**Material shown**
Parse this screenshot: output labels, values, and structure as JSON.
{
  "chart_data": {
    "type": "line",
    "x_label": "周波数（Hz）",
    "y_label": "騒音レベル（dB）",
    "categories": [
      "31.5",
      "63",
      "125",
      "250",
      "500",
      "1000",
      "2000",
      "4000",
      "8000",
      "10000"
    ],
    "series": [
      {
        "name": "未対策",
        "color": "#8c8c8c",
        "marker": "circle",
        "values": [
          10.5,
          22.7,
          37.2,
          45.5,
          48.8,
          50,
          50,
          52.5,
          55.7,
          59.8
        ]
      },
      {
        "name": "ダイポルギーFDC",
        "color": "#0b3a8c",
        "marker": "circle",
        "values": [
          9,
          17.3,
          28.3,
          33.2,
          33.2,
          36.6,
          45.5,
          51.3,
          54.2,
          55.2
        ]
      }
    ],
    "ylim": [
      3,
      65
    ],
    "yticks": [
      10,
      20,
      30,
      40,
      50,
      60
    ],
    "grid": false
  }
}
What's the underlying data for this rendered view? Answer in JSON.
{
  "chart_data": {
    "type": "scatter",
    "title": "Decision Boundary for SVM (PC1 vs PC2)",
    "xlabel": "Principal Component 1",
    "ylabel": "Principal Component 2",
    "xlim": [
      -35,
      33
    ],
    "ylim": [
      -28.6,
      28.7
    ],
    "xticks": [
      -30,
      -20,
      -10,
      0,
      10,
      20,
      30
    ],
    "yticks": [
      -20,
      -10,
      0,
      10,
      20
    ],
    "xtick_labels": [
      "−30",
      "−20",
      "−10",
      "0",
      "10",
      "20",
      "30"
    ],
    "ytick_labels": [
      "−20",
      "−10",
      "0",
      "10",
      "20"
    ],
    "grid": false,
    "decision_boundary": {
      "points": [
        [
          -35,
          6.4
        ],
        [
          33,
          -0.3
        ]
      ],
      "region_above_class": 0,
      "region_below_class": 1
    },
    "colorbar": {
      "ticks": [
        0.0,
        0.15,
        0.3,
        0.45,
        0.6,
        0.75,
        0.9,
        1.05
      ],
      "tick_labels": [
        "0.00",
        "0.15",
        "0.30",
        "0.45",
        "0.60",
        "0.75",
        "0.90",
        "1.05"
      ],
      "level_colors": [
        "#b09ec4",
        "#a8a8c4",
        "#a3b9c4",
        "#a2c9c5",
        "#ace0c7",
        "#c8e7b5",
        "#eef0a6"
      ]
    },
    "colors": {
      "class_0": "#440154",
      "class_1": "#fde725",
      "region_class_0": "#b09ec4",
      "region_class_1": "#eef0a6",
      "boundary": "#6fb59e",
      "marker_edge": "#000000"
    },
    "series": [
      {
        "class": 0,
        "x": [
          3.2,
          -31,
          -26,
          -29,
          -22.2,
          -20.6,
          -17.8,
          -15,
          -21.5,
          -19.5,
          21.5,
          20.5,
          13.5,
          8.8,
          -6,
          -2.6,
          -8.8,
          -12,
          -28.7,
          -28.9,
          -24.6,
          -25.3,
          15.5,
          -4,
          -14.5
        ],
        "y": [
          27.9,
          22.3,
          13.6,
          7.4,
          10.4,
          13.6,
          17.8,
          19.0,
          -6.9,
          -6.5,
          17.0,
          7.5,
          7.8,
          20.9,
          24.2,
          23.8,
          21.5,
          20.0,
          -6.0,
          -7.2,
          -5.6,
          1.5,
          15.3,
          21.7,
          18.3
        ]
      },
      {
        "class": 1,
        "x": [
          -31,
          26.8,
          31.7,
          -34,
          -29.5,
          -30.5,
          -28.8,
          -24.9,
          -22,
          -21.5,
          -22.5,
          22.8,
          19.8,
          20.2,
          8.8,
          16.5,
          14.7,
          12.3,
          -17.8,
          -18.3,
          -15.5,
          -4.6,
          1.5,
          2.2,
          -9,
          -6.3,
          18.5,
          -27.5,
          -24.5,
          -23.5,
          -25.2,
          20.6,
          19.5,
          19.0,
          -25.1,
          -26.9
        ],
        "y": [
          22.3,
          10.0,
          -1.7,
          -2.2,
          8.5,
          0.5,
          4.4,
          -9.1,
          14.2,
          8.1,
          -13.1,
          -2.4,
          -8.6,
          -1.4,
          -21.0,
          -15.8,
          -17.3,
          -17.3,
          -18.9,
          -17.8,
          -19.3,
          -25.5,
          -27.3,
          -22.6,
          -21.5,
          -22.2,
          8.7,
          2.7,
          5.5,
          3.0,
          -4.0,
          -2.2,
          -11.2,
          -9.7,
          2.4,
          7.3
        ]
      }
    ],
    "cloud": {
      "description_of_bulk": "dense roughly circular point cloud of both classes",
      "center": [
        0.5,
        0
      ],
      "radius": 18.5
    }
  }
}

**Task objective**
Print the whole listing exactly as it is.

**Completed exercise**
Parse this screenshot: output labels, values, and structure as JSON.
{
  "chart_data": {
    "type": "line",
    "x_label": "周波数（Hz）",
    "y_label": "騒音レベル（dB）",
    "categories": [
      "31.5",
      "63",
      "125",
      "250",
      "500",
      "1000",
      "2000",
      "4000",
      "8000",
      "10000"
    ],
    "series": [
      {
        "name": "未対策",
        "color": "#8c8c8c",
        "marker": "circle",
        "values": [
          10.5,
          22.7,
          37.2,
          45.5,
          48.8,
          50,
          50,
          52.5,
          55.7,
          59.8
        ]
      },
      {
        "name": "ダイポルギーFDC",
        "color": "#0b3a8c",
        "marker": "circle",
        "values": [
          9,
          17.3,
          28.3,
          33.2,
          33.2,
          36.6,
          45.5,
          51.3,
          54.2,
          55.2
        ]
      }
    ],
    "ylim": [
      3,
      65
    ],
    "yticks": [
      10,
      20,
      30,
      40,
      50,
      60
    ],
    "grid": false
  }
}
What's the underlying data for this rendered view? Answer in JSON.
{
  "chart_data": {
    "type": "scatter",
    "title": "Decision Boundary for SVM (PC1 vs PC2)",
    "xlabel": "Principal Component 1",
    "ylabel": "Principal Component 2",
    "xlim": [
      -35,
      33
    ],
    "ylim": [
      -28.6,
      28.7
    ],
    "xticks": [
      -30,
      -20,
      -10,
      0,
      10,
      20,
      30
    ],
    "yticks": [
      -20,
      -10,
      0,
      10,
      20
    ],
    "xtick_labels": [
      "−30",
      "−20",
      "−10",
      "0",
      "10",
      "20",
      "30"
    ],
    "ytick_labels": [
      "−20",
      "−10",
      "0",
      "10",
      "20"
    ],
    "grid": false,
    "decision_boundary": {
      "points": [
        [
          -35,
          6.4
        ],
        [
          33,
          -0.3
        ]
      ],
      "region_above_class": 0,
      "region_below_class": 1
    },
    "colorbar": {
      "ticks": [
        0.0,
        0.15,
        0.3,
        0.45,
        0.6,
        0.75,
        0.9,
        1.05
      ],
      "tick_labels": [
        "0.00",
        "0.15",
        "0.30",
        "0.45",
        "0.60",
        "0.75",
        "0.90",
        "1.05"
      ],
      "level_colors": [
        "#b09ec4",
        "#a8a8c4",
        "#a3b9c4",
        "#a2c9c5",
        "#ace0c7",
        "#c8e7b5",
        "#eef0a6"
      ]
    },
    "colors": {
      "class_0": "#440154",
      "class_1": "#fde725",
      "region_class_0": "#b09ec4",
      "region_class_1": "#eef0a6",
      "boundary": "#6fb59e",
      "marker_edge": "#000000"
    },
    "series": [
      {
        "class": 0,
        "x": [
          3.2,
          -31,
          -26,
          -29,
          -22.2,
          -20.6,
          -17.8,
          -15,
          -21.5,
          -19.5,
          21.5,
          20.5,
          13.5,
          8.8,
          -6,
          -2.6,
          -8.8,
          -12,
          -28.7,
          -28.9,
          -24.6,
          -25.3,
          15.5,
          -4,
          -14.5
        ],
        "y": [
          27.9,
          22.3,
          13.6,
          7.4,
          10.4,
          13.6,
          17.8,
          19.0,
          -6.9,
          -6.5,
          17.0,
          7.5,
          7.8,
          20.9,
          24.2,
          23.8,
          21.5,
          20.0,
          -6.0,
          -7.2,
          -5.6,
          1.5,
          15.3,
          21.7,
          18.3
        ]
      },
      {
        "class": 1,
        "x": [
          -31,
          26.8,
          31.7,
          -34,
          -29.5,
          -30.5,
          -28.8,
          -24.9,
          -22,
          -21.5,
          -22.5,
          22.8,
          19.8,
          20.2,
          8.8,
          16.5,
          14.7,
          12.3,
          -17.8,
          -18.3,
          -15.5,
          -4.6,
          1.5,
          2.2,
          -9,
          -6.3,
          18.5,
          -27.5,
          -24.5,
          -23.5,
          -25.2,
          20.6,
          19.5,
          19.0,
          -25.1,
          -26.9
        ],
        "y": [
          22.3,
          10.0,
          -1.7,
          -2.2,
          8.5,
          0.5,
          4.4,
          -9.1,
          14.2,
          8.1,
          -13.1,
          -2.4,
          -8.6,
          -1.4,
          -21.0,
          -15.8,
          -17.3,
          -17.3,
          -18.9,
          -17.8,
          -19.3,
          -25.5,
          -27.3,
          -22.6,
          -21.5,
          -22.2,
          8.7,
          2.7,
          5.5,
          3.0,
          -4.0,
          -2.2,
          -11.2,
          -9.7,
          2.4,
          7.3
        ]
      }
    ],
    "cloud": {
      "description_of_bulk": "dense roughly circular point cloud of both classes",
      "center": [
        0.5,
        0
      ],
      "radius": 18.5
    }
  }
}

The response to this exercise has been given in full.